- _EXERCISE PROMPT_:
Set down each line of the material that follows, exactly, with no pictures.

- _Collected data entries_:

··········

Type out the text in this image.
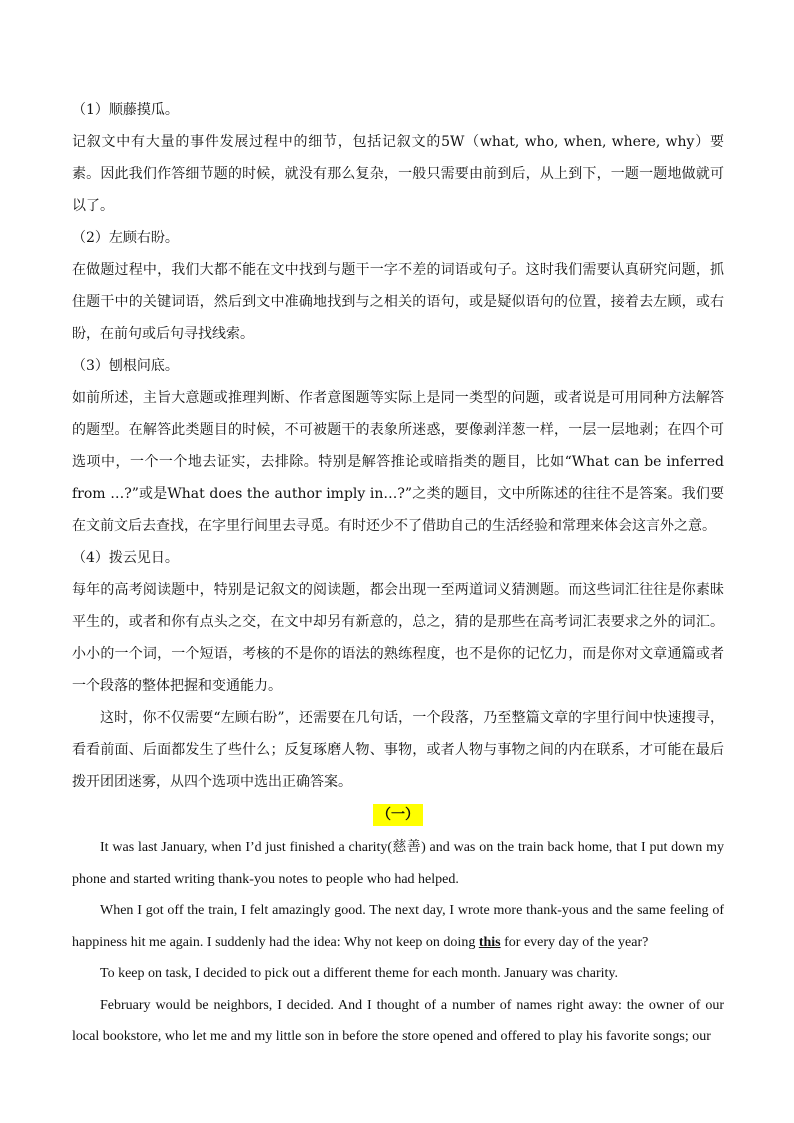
（1）顺藤摸瓜。

记叙文中有大量的事件发展过程中的细节，包括记叙文的5W（what, who, when, where, why）要素。因此我们作答细节题的时候，就没有那么复杂，一般只需要由前到后，从上到下，一题一题地做就可以了。

（2）左顾右盼。

在做题过程中，我们大都不能在文中找到与题干一字不差的词语或句子。这时我们需要认真研究问题，抓住题干中的关键词语，然后到文中准确地找到与之相关的语句，或是疑似语句的位置，接着去左顾，或右盼，在前句或后句寻找线索。

（3）刨根问底。

如前所述，主旨大意题或推理判断、作者意图题等实际上是同一类型的问题，或者说是可用同种方法解答的题型。在解答此类题目的时候，不可被题干的表象所迷惑，要像剥洋葱一样，一层一层地剥；在四个可选项中，一个一个地去证实，去排除。特别是解答推论或暗指类的题目，比如“What can be inferred from …?”或是What does the author imply in…?”之类的题目，文中所陈述的往往不是答案。我们要在文前文后去查找，在字里行间里去寻觅。有时还少不了借助自己的生活经验和常理来体会这言外之意。

（4）拨云见日。

每年的高考阅读题中，特别是记叙文的阅读题，都会出现一至两道词义猜测题。而这些词汇往往是你素昧平生的，或者和你有点头之交，在文中却另有新意的，总之，猜的是那些在高考词汇表要求之外的词汇。小小的一个词，一个短语，考核的不是你的语法的熟练程度，也不是你的记忆力，而是你对文章通篇或者一个段落的整体把握和变通能力。

这时，你不仅需要“左顾右盼”，还需要在几句话，一个段落，乃至整篇文章的字里行间中快速搜寻，看看前面、后面都发生了些什么；反复琢磨人物、事物，或者人物与事物之间的内在联系，才可能在最后拨开团团迷雾，从四个选项中选出正确答案。

（一）

It was last January, when I’d just finished a charity(慈善) and was on the train back home, that I put down my phone and started writing thank-you notes to people who had helped.

When I got off the train, I felt amazingly good. The next day, I wrote more thank-yous and the same feeling of happiness hit me again. I suddenly had the idea: Why not keep on doing this for every day of the year?

To keep on task, I decided to pick out a different theme for each month. January was charity.

February would be neighbors, I decided. And I thought of a number of names right away: the owner of our local bookstore, who let me and my little son in before the store opened and offered to play his favorite songs; our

··········

- _FINAL ANSWER_:
Type out the text in this image.
（1）顺藤摸瓜。

记叙文中有大量的事件发展过程中的细节，包括记叙文的5W（what, who, when, where, why）要素。因此我们作答细节题的时候，就没有那么复杂，一般只需要由前到后，从上到下，一题一题地做就可以了。

（2）左顾右盼。

在做题过程中，我们大都不能在文中找到与题干一字不差的词语或句子。这时我们需要认真研究问题，抓住题干中的关键词语，然后到文中准确地找到与之相关的语句，或是疑似语句的位置，接着去左顾，或右盼，在前句或后句寻找线索。

（3）刨根问底。

如前所述，主旨大意题或推理判断、作者意图题等实际上是同一类型的问题，或者说是可用同种方法解答的题型。在解答此类题目的时候，不可被题干的表象所迷惑，要像剥洋葱一样，一层一层地剥；在四个可选项中，一个一个地去证实，去排除。特别是解答推论或暗指类的题目，比如“What can be inferred from …?”或是What does the author imply in…?”之类的题目，文中所陈述的往往不是答案。我们要在文前文后去查找，在字里行间里去寻觅。有时还少不了借助自己的生活经验和常理来体会这言外之意。

（4）拨云见日。

每年的高考阅读题中，特别是记叙文的阅读题，都会出现一至两道词义猜测题。而这些词汇往往是你素昧平生的，或者和你有点头之交，在文中却另有新意的，总之，猜的是那些在高考词汇表要求之外的词汇。小小的一个词，一个短语，考核的不是你的语法的熟练程度，也不是你的记忆力，而是你对文章通篇或者一个段落的整体把握和变通能力。

这时，你不仅需要“左顾右盼”，还需要在几句话，一个段落，乃至整篇文章的字里行间中快速搜寻，看看前面、后面都发生了些什么；反复琢磨人物、事物，或者人物与事物之间的内在联系，才可能在最后拨开团团迷雾，从四个选项中选出正确答案。

（一）

It was last January, when I’d just finished a charity(慈善) and was on the train back home, that I put down my phone and started writing thank-you notes to people who had helped.

When I got off the train, I felt amazingly good. The next day, I wrote more thank-yous and the same feeling of happiness hit me again. I suddenly had the idea: Why not keep on doing this for every day of the year?

To keep on task, I decided to pick out a different theme for each month. January was charity.

February would be neighbors, I decided. And I thought of a number of names right away: the owner of our local bookstore, who let me and my little son in before the store opened and offered to play his favorite songs; our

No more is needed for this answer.